*YOUR INSTRUCTIONS:* Write out every entry word for word.
— BEGIN STORED DATA —
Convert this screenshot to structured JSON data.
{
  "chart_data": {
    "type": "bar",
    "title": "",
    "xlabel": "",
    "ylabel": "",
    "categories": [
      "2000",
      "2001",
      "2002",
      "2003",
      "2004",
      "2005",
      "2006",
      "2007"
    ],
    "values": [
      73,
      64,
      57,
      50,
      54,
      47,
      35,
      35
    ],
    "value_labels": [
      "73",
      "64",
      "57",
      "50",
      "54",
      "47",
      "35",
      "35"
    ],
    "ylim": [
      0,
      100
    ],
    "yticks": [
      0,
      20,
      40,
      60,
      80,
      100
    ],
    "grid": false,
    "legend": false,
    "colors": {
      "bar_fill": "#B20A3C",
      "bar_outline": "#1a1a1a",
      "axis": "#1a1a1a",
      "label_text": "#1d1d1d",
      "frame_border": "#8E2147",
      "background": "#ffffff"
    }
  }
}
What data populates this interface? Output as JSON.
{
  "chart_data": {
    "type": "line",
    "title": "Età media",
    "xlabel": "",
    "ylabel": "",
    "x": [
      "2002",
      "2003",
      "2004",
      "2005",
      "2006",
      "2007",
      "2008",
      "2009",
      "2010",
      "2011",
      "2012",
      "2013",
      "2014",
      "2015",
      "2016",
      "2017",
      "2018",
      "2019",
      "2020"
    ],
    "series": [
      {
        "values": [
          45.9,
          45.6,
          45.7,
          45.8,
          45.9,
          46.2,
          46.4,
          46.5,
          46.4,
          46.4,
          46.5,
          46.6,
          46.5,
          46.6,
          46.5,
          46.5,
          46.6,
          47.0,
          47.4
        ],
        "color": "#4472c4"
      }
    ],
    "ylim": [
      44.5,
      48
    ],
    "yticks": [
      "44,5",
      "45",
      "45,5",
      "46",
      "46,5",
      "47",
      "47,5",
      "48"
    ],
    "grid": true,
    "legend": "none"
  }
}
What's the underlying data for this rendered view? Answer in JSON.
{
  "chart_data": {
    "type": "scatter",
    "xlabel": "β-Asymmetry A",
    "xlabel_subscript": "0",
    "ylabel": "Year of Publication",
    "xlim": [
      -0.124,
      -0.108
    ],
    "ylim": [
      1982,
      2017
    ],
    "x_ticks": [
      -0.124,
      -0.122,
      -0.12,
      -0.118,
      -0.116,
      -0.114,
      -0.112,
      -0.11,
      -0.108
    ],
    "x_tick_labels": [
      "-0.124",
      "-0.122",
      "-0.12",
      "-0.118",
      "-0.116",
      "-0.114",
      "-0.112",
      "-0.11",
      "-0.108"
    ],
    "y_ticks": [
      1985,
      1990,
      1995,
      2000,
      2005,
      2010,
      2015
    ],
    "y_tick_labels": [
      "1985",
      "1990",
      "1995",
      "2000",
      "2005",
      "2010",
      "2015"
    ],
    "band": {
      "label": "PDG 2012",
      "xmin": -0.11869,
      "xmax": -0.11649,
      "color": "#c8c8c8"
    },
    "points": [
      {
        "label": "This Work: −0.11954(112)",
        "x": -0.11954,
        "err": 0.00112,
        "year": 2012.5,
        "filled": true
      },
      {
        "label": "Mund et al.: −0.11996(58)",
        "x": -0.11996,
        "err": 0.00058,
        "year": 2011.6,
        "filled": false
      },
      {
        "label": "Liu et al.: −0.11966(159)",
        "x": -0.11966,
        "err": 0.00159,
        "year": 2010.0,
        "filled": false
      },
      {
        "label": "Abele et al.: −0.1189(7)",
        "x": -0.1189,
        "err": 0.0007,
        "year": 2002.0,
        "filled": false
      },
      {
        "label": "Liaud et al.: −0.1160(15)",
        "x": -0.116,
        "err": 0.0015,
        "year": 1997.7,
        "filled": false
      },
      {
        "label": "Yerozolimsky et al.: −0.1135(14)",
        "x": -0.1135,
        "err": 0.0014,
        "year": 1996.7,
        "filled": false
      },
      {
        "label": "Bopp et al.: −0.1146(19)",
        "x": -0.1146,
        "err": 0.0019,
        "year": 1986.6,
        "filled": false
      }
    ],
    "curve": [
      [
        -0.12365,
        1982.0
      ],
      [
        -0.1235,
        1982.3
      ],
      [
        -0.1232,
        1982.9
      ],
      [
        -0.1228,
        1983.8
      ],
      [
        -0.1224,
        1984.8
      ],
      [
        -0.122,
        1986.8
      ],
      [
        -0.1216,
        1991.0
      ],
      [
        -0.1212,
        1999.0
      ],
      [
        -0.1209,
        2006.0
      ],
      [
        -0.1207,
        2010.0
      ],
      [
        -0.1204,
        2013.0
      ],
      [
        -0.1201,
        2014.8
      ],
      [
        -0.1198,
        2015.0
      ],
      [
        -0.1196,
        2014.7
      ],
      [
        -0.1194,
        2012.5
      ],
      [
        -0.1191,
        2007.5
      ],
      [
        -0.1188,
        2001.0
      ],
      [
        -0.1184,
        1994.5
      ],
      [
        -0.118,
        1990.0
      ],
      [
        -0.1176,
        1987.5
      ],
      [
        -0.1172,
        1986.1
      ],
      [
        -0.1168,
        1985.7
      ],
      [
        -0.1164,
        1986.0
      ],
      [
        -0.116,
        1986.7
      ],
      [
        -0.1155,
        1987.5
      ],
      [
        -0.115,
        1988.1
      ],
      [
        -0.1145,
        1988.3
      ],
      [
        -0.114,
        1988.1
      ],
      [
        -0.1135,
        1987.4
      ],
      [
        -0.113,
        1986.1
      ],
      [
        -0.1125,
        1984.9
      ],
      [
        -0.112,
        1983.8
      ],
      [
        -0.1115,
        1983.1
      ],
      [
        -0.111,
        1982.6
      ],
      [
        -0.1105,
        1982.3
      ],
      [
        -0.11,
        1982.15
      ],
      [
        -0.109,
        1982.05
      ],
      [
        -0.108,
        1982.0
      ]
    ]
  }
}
— END STORED DATA —
*FULL SOLUTION:*
Convert this screenshot to structured JSON data.
{
  "chart_data": {
    "type": "bar",
    "title": "",
    "xlabel": "",
    "ylabel": "",
    "categories": [
      "2000",
      "2001",
      "2002",
      "2003",
      "2004",
      "2005",
      "2006",
      "2007"
    ],
    "values": [
      73,
      64,
      57,
      50,
      54,
      47,
      35,
      35
    ],
    "value_labels": [
      "73",
      "64",
      "57",
      "50",
      "54",
      "47",
      "35",
      "35"
    ],
    "ylim": [
      0,
      100
    ],
    "yticks": [
      0,
      20,
      40,
      60,
      80,
      100
    ],
    "grid": false,
    "legend": false,
    "colors": {
      "bar_fill": "#B20A3C",
      "bar_outline": "#1a1a1a",
      "axis": "#1a1a1a",
      "label_text": "#1d1d1d",
      "frame_border": "#8E2147",
      "background": "#ffffff"
    }
  }
}
What data populates this interface? Output as JSON.
{
  "chart_data": {
    "type": "line",
    "title": "Età media",
    "xlabel": "",
    "ylabel": "",
    "x": [
      "2002",
      "2003",
      "2004",
      "2005",
      "2006",
      "2007",
      "2008",
      "2009",
      "2010",
      "2011",
      "2012",
      "2013",
      "2014",
      "2015",
      "2016",
      "2017",
      "2018",
      "2019",
      "2020"
    ],
    "series": [
      {
        "values": [
          45.9,
          45.6,
          45.7,
          45.8,
          45.9,
          46.2,
          46.4,
          46.5,
          46.4,
          46.4,
          46.5,
          46.6,
          46.5,
          46.6,
          46.5,
          46.5,
          46.6,
          47.0,
          47.4
        ],
        "color": "#4472c4"
      }
    ],
    "ylim": [
      44.5,
      48
    ],
    "yticks": [
      "44,5",
      "45",
      "45,5",
      "46",
      "46,5",
      "47",
      "47,5",
      "48"
    ],
    "grid": true,
    "legend": "none"
  }
}
What's the underlying data for this rendered view? Answer in JSON.
{
  "chart_data": {
    "type": "scatter",
    "xlabel": "β-Asymmetry A",
    "xlabel_subscript": "0",
    "ylabel": "Year of Publication",
    "xlim": [
      -0.124,
      -0.108
    ],
    "ylim": [
      1982,
      2017
    ],
    "x_ticks": [
      -0.124,
      -0.122,
      -0.12,
      -0.118,
      -0.116,
      -0.114,
      -0.112,
      -0.11,
      -0.108
    ],
    "x_tick_labels": [
      "-0.124",
      "-0.122",
      "-0.12",
      "-0.118",
      "-0.116",
      "-0.114",
      "-0.112",
      "-0.11",
      "-0.108"
    ],
    "y_ticks": [
      1985,
      1990,
      1995,
      2000,
      2005,
      2010,
      2015
    ],
    "y_tick_labels": [
      "1985",
      "1990",
      "1995",
      "2000",
      "2005",
      "2010",
      "2015"
    ],
    "band": {
      "label": "PDG 2012",
      "xmin": -0.11869,
      "xmax": -0.11649,
      "color": "#c8c8c8"
    },
    "points": [
      {
        "label": "This Work: −0.11954(112)",
        "x": -0.11954,
        "err": 0.00112,
        "year": 2012.5,
        "filled": true
      },
      {
        "label": "Mund et al.: −0.11996(58)",
        "x": -0.11996,
        "err": 0.00058,
        "year": 2011.6,
        "filled": false
      },
      {
        "label": "Liu et al.: −0.11966(159)",
        "x": -0.11966,
        "err": 0.00159,
        "year": 2010.0,
        "filled": false
      },
      {
        "label": "Abele et al.: −0.1189(7)",
        "x": -0.1189,
        "err": 0.0007,
        "year": 2002.0,
        "filled": false
      },
      {
        "label": "Liaud et al.: −0.1160(15)",
        "x": -0.116,
        "err": 0.0015,
        "year": 1997.7,
        "filled": false
      },
      {
        "label": "Yerozolimsky et al.: −0.1135(14)",
        "x": -0.1135,
        "err": 0.0014,
        "year": 1996.7,
        "filled": false
      },
      {
        "label": "Bopp et al.: −0.1146(19)",
        "x": -0.1146,
        "err": 0.0019,
        "year": 1986.6,
        "filled": false
      }
    ],
    "curve": [
      [
        -0.12365,
        1982.0
      ],
      [
        -0.1235,
        1982.3
      ],
      [
        -0.1232,
        1982.9
      ],
      [
        -0.1228,
        1983.8
      ],
      [
        -0.1224,
        1984.8
      ],
      [
        -0.122,
        1986.8
      ],
      [
        -0.1216,
        1991.0
      ],
      [
        -0.1212,
        1999.0
      ],
      [
        -0.1209,
        2006.0
      ],
      [
        -0.1207,
        2010.0
      ],
      [
        -0.1204,
        2013.0
      ],
      [
        -0.1201,
        2014.8
      ],
      [
        -0.1198,
        2015.0
      ],
      [
        -0.1196,
        2014.7
      ],
      [
        -0.1194,
        2012.5
      ],
      [
        -0.1191,
        2007.5
      ],
      [
        -0.1188,
        2001.0
      ],
      [
        -0.1184,
        1994.5
      ],
      [
        -0.118,
        1990.0
      ],
      [
        -0.1176,
        1987.5
      ],
      [
        -0.1172,
        1986.1
      ],
      [
        -0.1168,
        1985.7
      ],
      [
        -0.1164,
        1986.0
      ],
      [
        -0.116,
        1986.7
      ],
      [
        -0.1155,
        1987.5
      ],
      [
        -0.115,
        1988.1
      ],
      [
        -0.1145,
        1988.3
      ],
      [
        -0.114,
        1988.1
      ],
      [
        -0.1135,
        1987.4
      ],
      [
        -0.113,
        1986.1
      ],
      [
        -0.1125,
        1984.9
      ],
      [
        -0.112,
        1983.8
      ],
      [
        -0.1115,
        1983.1
      ],
      [
        -0.111,
        1982.6
      ],
      [
        -0.1105,
        1982.3
      ],
      [
        -0.11,
        1982.15
      ],
      [
        -0.109,
        1982.05
      ],
      [
        -0.108,
        1982.0
      ]
    ]
  }
}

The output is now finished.